-- Material provided start --

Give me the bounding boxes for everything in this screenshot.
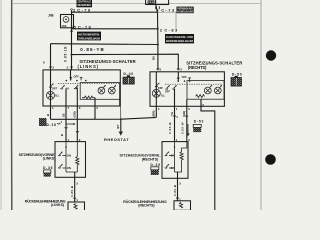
svg-text:ON: ON (67, 154, 71, 158)
svg-text:ILL: ILL (55, 94, 59, 98)
wire contact to pin 1 right (174, 89, 176, 107)
wire line1 C-79 feed (72, 11, 158, 13)
svg-text:OFF: OFF (182, 75, 188, 79)
svg-text:(RECHTS): (RECHTS) (142, 157, 159, 161)
connector 6 C-73 on main wire (155, 6, 174, 12)
wire pin1 to heater right (174, 106, 176, 141)
svg-text:D-36: D-36 (43, 166, 53, 170)
node junction main/line1 (157, 11, 159, 13)
lamp ILL right (152, 89, 165, 97)
wire pin2 to common right (177, 72, 179, 81)
svg-text:YG: YG (170, 112, 174, 116)
heater exit wire (74, 172, 76, 202)
svg-text:(GR): (GR) (73, 111, 77, 117)
LED 2 right (214, 85, 222, 94)
punch hole bottom (265, 154, 276, 165)
contact HI (74, 85, 78, 89)
svg-text:ILL: ILL (161, 93, 165, 97)
svg-text:OFF: OFF (52, 87, 58, 91)
connector D-53 box (193, 124, 201, 132)
heater resistor wire from pin2 (76, 142, 78, 157)
svg-text:C-79: C-79 (77, 8, 91, 13)
hatched label box for C-78 (77, 32, 101, 41)
node bus/arrow (120, 118, 122, 120)
svg-text:0.85-B: 0.85-B (70, 186, 74, 197)
heater resistor element (76, 157, 79, 165)
svg-text:D-50: D-50 (232, 72, 242, 76)
contact HI right (172, 85, 176, 89)
hatched label box for C-83 (165, 34, 194, 43)
wire pin6 to page bottom (201, 106, 215, 210)
node J/B wire / line3 (71, 54, 73, 56)
wire pin3 to lamp (50, 70, 52, 106)
heater internal wire (65, 152, 67, 172)
LED 2 left (108, 85, 116, 94)
svg-text:RHEOSTAT: RHEOSTAT (104, 137, 129, 142)
heater resistor feed right (182, 142, 187, 152)
thermostat contact 2 (58, 164, 71, 170)
heater resistor out (66, 165, 77, 172)
svg-text:OFF: OFF (158, 86, 164, 90)
inline connector on pin5 wire (185, 115, 188, 118)
contact OFF right (165, 85, 171, 93)
heater internal wire right (174, 152, 176, 172)
connector 5 C-78 (70, 24, 91, 31)
pin 2 left switch (67, 66, 73, 70)
page border left (10, 0, 12, 210)
node bus/pin5wire (76, 118, 78, 120)
connector 2 C-83 label (160, 28, 178, 33)
svg-text:C-73: C-73 (161, 7, 175, 12)
svg-text:BODENKABELBAUM: BODENKABELBAUM (166, 39, 194, 43)
node pin6 (200, 105, 202, 107)
heater box left (55, 142, 86, 178)
wire line3 feed to right switch pin 2 (72, 54, 179, 70)
mechanical dashed link (58, 83, 119, 85)
svg-text:ON: ON (67, 166, 71, 170)
J/B feed wire vertical (71, 10, 73, 70)
contact OFF left (60, 85, 68, 91)
svg-text:B5: B5 (152, 56, 156, 60)
heater exit wire right (177, 172, 179, 201)
fuse 10A symbol (61, 17, 69, 28)
thermostat contact 1 (58, 142, 71, 158)
connector pin 1 backrest right (176, 198, 181, 202)
svg-text:0.85-B: 0.85-B (173, 185, 177, 196)
hatched label box for C-73 (177, 7, 194, 14)
wire pin8b drop to bus (94, 106, 96, 119)
backrest resistor left (74, 204, 77, 210)
contact arm ill (49, 84, 57, 91)
svg-text:30A: 30A (148, 1, 154, 4)
pin 3 right switch (157, 68, 162, 72)
resistor R board left (82, 96, 95, 99)
svg-text:B: B (60, 134, 64, 136)
svg-text:B: B (46, 114, 50, 116)
node main/L44 (157, 44, 159, 46)
svg-text:BY: BY (116, 124, 120, 128)
svg-text:0.85-YB: 0.85-YB (80, 47, 104, 52)
link arrow pins (66, 123, 76, 125)
wire contact1 down to pin 1 (65, 88, 67, 106)
main wire from fuse to right switch pin 3 (156, 5, 158, 71)
thermostat contact 2 right (165, 164, 175, 170)
pin 3 left switch (49, 66, 54, 70)
page border top (12, 3, 261, 5)
svg-text:(LINKS): (LINKS) (43, 156, 56, 160)
wire board corner right (119, 99, 121, 106)
direction arrow on pin5 wire (186, 124, 189, 137)
connector D-50 hatched box (231, 76, 242, 86)
heater box right (162, 142, 188, 179)
wire contact2 down to pin 5 (76, 88, 78, 106)
switch box right (150, 72, 224, 107)
page border left faint (0, 0, 2, 210)
svg-text:(LINKS): (LINKS) (78, 64, 99, 69)
LED 1 right (204, 85, 212, 94)
LED board box right (187, 81, 224, 100)
pin 2 right switch (177, 68, 182, 72)
svg-text:(RECHTS): (RECHTS) (188, 65, 207, 70)
fuse box F (dedicated fuse, top) (146, 0, 169, 5)
svg-text:J/B: J/B (48, 13, 54, 17)
switch top row contacts right (177, 75, 191, 81)
svg-text:(BR): (BR) (152, 111, 156, 117)
wire pin1 drop to heater (65, 106, 67, 142)
wire board to pin 8b (94, 98, 96, 106)
svg-text:0.85-B: 0.85-B (168, 123, 172, 135)
connector D-40 hatched box (123, 75, 134, 84)
wire box corner to bus (120, 106, 122, 119)
lamp ILL left (47, 91, 60, 99)
wire pin4 drop (50, 106, 52, 119)
wire pin4 to rheostat bus (155, 106, 157, 117)
svg-text:TAFELKABELBAUM: TAFELKABELBAUM (78, 36, 101, 40)
wire pin3 to lamp right (155, 72, 157, 107)
page border right (260, 0, 262, 210)
wire line2 C-78 out (72, 28, 158, 30)
connector D-35 box (151, 167, 159, 175)
svg-text:C-83: C-83 (164, 28, 178, 33)
inline connector on pin1 wire (65, 126, 68, 129)
arrow to rheostat (116, 119, 123, 136)
wire board to pin 6 right (200, 99, 202, 106)
connector D-38 symbol (57, 122, 60, 125)
svg-text:10A: 10A (61, 24, 67, 28)
svg-text:SICHERUNG: SICHERUNG (77, 3, 91, 7)
resistor R board right (196, 95, 205, 98)
svg-text:ZENTRALE: ZENTRALE (77, 0, 91, 4)
connector pin 1 backrest left (73, 198, 78, 202)
thermostat contact 1 right (165, 142, 176, 158)
grey connector hook C-83 path (158, 12, 177, 29)
svg-text:D-38: D-38 (47, 123, 57, 127)
connector 2 C-79 (70, 8, 91, 13)
svg-text:0.85-W: 0.85-W (181, 122, 185, 134)
svg-text:C-78: C-78 (78, 24, 92, 29)
switch box left (43, 70, 120, 106)
wire L44 ill feed (51, 43, 158, 46)
inline connector 2 on pin1 wire (173, 115, 178, 119)
paper background (0, 0, 280, 210)
wire board to pin 5 right (186, 99, 188, 106)
mech link dots (66, 80, 68, 82)
svg-text:D-35: D-35 (151, 163, 161, 167)
connector D-36 box (44, 170, 51, 177)
svg-text:KABELBAUM: KABELBAUM (177, 10, 193, 14)
mechanical dashed link right (165, 83, 222, 85)
svg-text:(LINKS): (LINKS) (51, 203, 64, 207)
junction block box (61, 15, 74, 28)
svg-text:1B: 1B (61, 113, 65, 117)
wire pin5 to heater right (186, 106, 188, 141)
switch top row contacts (70, 75, 83, 81)
svg-text:OFF: OFF (74, 75, 80, 79)
svg-text:D-53: D-53 (194, 120, 204, 124)
svg-text:OFF: OFF (165, 89, 171, 93)
wire pin5 drop to heater (76, 106, 78, 142)
node junction main/line2 C-83 (157, 28, 159, 30)
hatched label box for C-79 feed (77, 0, 93, 7)
wire drop to pin 3 left switch (50, 44, 52, 70)
rheostat bus (51, 117, 157, 119)
LED 1 left (98, 85, 106, 94)
backrest heater box left (68, 202, 85, 211)
heater resistor out right (175, 160, 182, 172)
backrest resistor right (179, 202, 182, 208)
wire pin2 to switch common (70, 70, 72, 81)
inline connector on pin5 wire (76, 130, 79, 133)
contact arm ill right (155, 83, 163, 90)
heater resistor element right (180, 152, 183, 160)
backrest heater box right (174, 201, 191, 211)
connector D-38 hatched box (39, 118, 47, 126)
svg-text:(RECHTS): (RECHTS) (138, 204, 154, 208)
LED board box left (80, 83, 119, 100)
svg-text:0.85-1B: 0.85-1B (64, 46, 68, 62)
punch hole top (266, 50, 276, 60)
mech link dots right (177, 80, 179, 82)
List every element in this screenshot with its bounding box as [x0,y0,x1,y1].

-- Material provided end --

■ Written task
Repeat the rows from the line with "svg-text:ON: ON (67, 154, 71, 158)" up to and including the line with "connector 6 C-73".

■ Right answer
svg-text:ON: ON (67, 154, 71, 158)
svg-text:ILL: ILL (55, 94, 59, 98)
wire contact to pin 1 right (174, 89, 176, 107)
wire line1 C-79 feed (72, 11, 158, 13)
svg-text:OFF: OFF (182, 75, 188, 79)
svg-text:(RECHTS): (RECHTS) (142, 157, 159, 161)
connector 6 C-73 on main wire (155, 6, 174, 12)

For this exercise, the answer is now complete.